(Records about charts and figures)
--- START ---
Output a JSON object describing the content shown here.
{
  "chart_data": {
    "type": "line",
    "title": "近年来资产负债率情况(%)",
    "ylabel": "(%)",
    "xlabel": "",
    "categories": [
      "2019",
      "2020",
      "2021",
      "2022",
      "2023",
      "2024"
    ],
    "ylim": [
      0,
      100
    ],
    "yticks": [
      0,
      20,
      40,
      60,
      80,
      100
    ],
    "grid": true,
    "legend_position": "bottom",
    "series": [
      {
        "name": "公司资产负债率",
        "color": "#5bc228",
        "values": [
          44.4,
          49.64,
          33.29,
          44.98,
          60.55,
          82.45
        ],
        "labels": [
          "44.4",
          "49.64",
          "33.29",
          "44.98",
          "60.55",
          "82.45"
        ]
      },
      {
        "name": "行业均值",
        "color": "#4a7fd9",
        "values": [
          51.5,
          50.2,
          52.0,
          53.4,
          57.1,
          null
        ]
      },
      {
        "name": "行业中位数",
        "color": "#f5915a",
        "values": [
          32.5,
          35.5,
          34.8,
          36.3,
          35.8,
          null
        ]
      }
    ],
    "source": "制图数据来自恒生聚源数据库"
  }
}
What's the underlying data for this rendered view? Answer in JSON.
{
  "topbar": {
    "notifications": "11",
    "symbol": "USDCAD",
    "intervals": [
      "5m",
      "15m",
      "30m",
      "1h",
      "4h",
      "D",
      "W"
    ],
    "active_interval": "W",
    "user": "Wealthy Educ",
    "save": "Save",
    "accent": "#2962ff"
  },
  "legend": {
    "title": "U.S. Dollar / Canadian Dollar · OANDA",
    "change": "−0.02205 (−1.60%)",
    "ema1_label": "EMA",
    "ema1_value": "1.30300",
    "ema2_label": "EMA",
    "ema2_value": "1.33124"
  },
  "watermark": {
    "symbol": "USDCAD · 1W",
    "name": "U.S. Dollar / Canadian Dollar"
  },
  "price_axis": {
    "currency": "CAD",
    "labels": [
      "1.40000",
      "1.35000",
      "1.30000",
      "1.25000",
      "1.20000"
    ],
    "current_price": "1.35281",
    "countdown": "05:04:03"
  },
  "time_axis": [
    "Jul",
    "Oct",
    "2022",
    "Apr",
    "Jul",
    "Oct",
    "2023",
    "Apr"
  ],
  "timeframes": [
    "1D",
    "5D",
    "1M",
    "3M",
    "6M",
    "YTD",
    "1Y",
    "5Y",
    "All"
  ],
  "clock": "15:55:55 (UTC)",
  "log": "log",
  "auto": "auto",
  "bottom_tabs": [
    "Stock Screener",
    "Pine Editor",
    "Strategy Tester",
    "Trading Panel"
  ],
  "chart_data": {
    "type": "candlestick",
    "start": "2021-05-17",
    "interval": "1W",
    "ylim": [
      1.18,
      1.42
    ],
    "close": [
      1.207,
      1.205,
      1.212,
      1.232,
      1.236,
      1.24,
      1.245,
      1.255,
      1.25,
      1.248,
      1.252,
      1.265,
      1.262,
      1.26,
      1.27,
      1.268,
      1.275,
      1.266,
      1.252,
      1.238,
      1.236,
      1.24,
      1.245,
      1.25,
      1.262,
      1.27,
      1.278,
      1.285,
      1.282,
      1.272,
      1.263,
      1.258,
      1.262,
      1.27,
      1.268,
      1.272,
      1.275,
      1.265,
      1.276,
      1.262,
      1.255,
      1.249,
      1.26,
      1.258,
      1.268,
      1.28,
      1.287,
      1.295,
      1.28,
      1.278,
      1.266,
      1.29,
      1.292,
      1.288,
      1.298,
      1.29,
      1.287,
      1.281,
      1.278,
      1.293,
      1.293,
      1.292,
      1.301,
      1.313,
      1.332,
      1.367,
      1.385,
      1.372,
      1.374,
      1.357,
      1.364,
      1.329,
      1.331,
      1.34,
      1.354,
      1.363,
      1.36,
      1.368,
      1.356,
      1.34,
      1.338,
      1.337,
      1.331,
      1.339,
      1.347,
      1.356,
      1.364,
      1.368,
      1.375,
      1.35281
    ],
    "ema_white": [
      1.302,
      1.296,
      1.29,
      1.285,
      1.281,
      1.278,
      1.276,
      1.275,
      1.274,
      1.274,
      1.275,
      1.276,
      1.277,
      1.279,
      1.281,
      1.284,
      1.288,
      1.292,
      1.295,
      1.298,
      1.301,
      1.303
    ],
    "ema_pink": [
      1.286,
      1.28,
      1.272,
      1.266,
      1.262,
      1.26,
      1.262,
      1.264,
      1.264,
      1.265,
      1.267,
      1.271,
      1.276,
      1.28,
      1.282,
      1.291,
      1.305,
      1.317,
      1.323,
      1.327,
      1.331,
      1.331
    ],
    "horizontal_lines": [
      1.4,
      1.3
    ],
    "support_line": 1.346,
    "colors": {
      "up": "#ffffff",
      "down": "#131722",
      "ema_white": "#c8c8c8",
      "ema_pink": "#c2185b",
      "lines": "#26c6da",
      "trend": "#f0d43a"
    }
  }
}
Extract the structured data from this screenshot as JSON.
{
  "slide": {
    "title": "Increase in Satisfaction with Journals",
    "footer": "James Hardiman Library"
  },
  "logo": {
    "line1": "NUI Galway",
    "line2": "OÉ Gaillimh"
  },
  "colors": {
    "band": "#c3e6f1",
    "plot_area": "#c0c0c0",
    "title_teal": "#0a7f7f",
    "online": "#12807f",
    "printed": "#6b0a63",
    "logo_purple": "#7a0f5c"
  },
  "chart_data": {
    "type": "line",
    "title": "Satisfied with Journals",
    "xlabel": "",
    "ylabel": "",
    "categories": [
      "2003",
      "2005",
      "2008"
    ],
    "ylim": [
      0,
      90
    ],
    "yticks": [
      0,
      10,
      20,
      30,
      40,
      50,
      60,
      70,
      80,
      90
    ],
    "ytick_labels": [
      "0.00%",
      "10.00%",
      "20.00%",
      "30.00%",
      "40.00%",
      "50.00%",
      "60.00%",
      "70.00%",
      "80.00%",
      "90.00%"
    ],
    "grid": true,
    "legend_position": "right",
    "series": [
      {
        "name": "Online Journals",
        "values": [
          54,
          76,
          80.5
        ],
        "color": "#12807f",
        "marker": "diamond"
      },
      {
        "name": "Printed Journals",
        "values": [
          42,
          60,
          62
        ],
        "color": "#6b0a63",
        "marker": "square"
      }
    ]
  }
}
--- END ---
- What the task requires: Give back each line above precisely as it stands.

- Final result:
Output a JSON object describing the content shown here.
{
  "chart_data": {
    "type": "line",
    "title": "近年来资产负债率情况(%)",
    "ylabel": "(%)",
    "xlabel": "",
    "categories": [
      "2019",
      "2020",
      "2021",
      "2022",
      "2023",
      "2024"
    ],
    "ylim": [
      0,
      100
    ],
    "yticks": [
      0,
      20,
      40,
      60,
      80,
      100
    ],
    "grid": true,
    "legend_position": "bottom",
    "series": [
      {
        "name": "公司资产负债率",
        "color": "#5bc228",
        "values": [
          44.4,
          49.64,
          33.29,
          44.98,
          60.55,
          82.45
        ],
        "labels": [
          "44.4",
          "49.64",
          "33.29",
          "44.98",
          "60.55",
          "82.45"
        ]
      },
      {
        "name": "行业均值",
        "color": "#4a7fd9",
        "values": [
          51.5,
          50.2,
          52.0,
          53.4,
          57.1,
          null
        ]
      },
      {
        "name": "行业中位数",
        "color": "#f5915a",
        "values": [
          32.5,
          35.5,
          34.8,
          36.3,
          35.8,
          null
        ]
      }
    ],
    "source": "制图数据来自恒生聚源数据库"
  }
}
What's the underlying data for this rendered view? Answer in JSON.
{
  "topbar": {
    "notifications": "11",
    "symbol": "USDCAD",
    "intervals": [
      "5m",
      "15m",
      "30m",
      "1h",
      "4h",
      "D",
      "W"
    ],
    "active_interval": "W",
    "user": "Wealthy Educ",
    "save": "Save",
    "accent": "#2962ff"
  },
  "legend": {
    "title": "U.S. Dollar / Canadian Dollar · OANDA",
    "change": "−0.02205 (−1.60%)",
    "ema1_label": "EMA",
    "ema1_value": "1.30300",
    "ema2_label": "EMA",
    "ema2_value": "1.33124"
  },
  "watermark": {
    "symbol": "USDCAD · 1W",
    "name": "U.S. Dollar / Canadian Dollar"
  },
  "price_axis": {
    "currency": "CAD",
    "labels": [
      "1.40000",
      "1.35000",
      "1.30000",
      "1.25000",
      "1.20000"
    ],
    "current_price": "1.35281",
    "countdown": "05:04:03"
  },
  "time_axis": [
    "Jul",
    "Oct",
    "2022",
    "Apr",
    "Jul",
    "Oct",
    "2023",
    "Apr"
  ],
  "timeframes": [
    "1D",
    "5D",
    "1M",
    "3M",
    "6M",
    "YTD",
    "1Y",
    "5Y",
    "All"
  ],
  "clock": "15:55:55 (UTC)",
  "log": "log",
  "auto": "auto",
  "bottom_tabs": [
    "Stock Screener",
    "Pine Editor",
    "Strategy Tester",
    "Trading Panel"
  ],
  "chart_data": {
    "type": "candlestick",
    "start": "2021-05-17",
    "interval": "1W",
    "ylim": [
      1.18,
      1.42
    ],
    "close": [
      1.207,
      1.205,
      1.212,
      1.232,
      1.236,
      1.24,
      1.245,
      1.255,
      1.25,
      1.248,
      1.252,
      1.265,
      1.262,
      1.26,
      1.27,
      1.268,
      1.275,
      1.266,
      1.252,
      1.238,
      1.236,
      1.24,
      1.245,
      1.25,
      1.262,
      1.27,
      1.278,
      1.285,
      1.282,
      1.272,
      1.263,
      1.258,
      1.262,
      1.27,
      1.268,
      1.272,
      1.275,
      1.265,
      1.276,
      1.262,
      1.255,
      1.249,
      1.26,
      1.258,
      1.268,
      1.28,
      1.287,
      1.295,
      1.28,
      1.278,
      1.266,
      1.29,
      1.292,
      1.288,
      1.298,
      1.29,
      1.287,
      1.281,
      1.278,
      1.293,
      1.293,
      1.292,
      1.301,
      1.313,
      1.332,
      1.367,
      1.385,
      1.372,
      1.374,
      1.357,
      1.364,
      1.329,
      1.331,
      1.34,
      1.354,
      1.363,
      1.36,
      1.368,
      1.356,
      1.34,
      1.338,
      1.337,
      1.331,
      1.339,
      1.347,
      1.356,
      1.364,
      1.368,
      1.375,
      1.35281
    ],
    "ema_white": [
      1.302,
      1.296,
      1.29,
      1.285,
      1.281,
      1.278,
      1.276,
      1.275,
      1.274,
      1.274,
      1.275,
      1.276,
      1.277,
      1.279,
      1.281,
      1.284,
      1.288,
      1.292,
      1.295,
      1.298,
      1.301,
      1.303
    ],
    "ema_pink": [
      1.286,
      1.28,
      1.272,
      1.266,
      1.262,
      1.26,
      1.262,
      1.264,
      1.264,
      1.265,
      1.267,
      1.271,
      1.276,
      1.28,
      1.282,
      1.291,
      1.305,
      1.317,
      1.323,
      1.327,
      1.331,
      1.331
    ],
    "horizontal_lines": [
      1.4,
      1.3
    ],
    "support_line": 1.346,
    "colors": {
      "up": "#ffffff",
      "down": "#131722",
      "ema_white": "#c8c8c8",
      "ema_pink": "#c2185b",
      "lines": "#26c6da",
      "trend": "#f0d43a"
    }
  }
}
Extract the structured data from this screenshot as JSON.
{
  "slide": {
    "title": "Increase in Satisfaction with Journals",
    "footer": "James Hardiman Library"
  },
  "logo": {
    "line1": "NUI Galway",
    "line2": "OÉ Gaillimh"
  },
  "colors": {
    "band": "#c3e6f1",
    "plot_area": "#c0c0c0",
    "title_teal": "#0a7f7f",
    "online": "#12807f",
    "printed": "#6b0a63",
    "logo_purple": "#7a0f5c"
  },
  "chart_data": {
    "type": "line",
    "title": "Satisfied with Journals",
    "xlabel": "",
    "ylabel": "",
    "categories": [
      "2003",
      "2005",
      "2008"
    ],
    "ylim": [
      0,
      90
    ],
    "yticks": [
      0,
      10,
      20,
      30,
      40,
      50,
      60,
      70,
      80,
      90
    ],
    "ytick_labels": [
      "0.00%",
      "10.00%",
      "20.00%",
      "30.00%",
      "40.00%",
      "50.00%",
      "60.00%",
      "70.00%",
      "80.00%",
      "90.00%"
    ],
    "grid": true,
    "legend_position": "right",
    "series": [
      {
        "name": "Online Journals",
        "values": [
          54,
          76,
          80.5
        ],
        "color": "#12807f",
        "marker": "diamond"
      },
      {
        "name": "Printed Journals",
        "values": [
          42,
          60,
          62
        ],
        "color": "#6b0a63",
        "marker": "square"
      }
    ]
  }
}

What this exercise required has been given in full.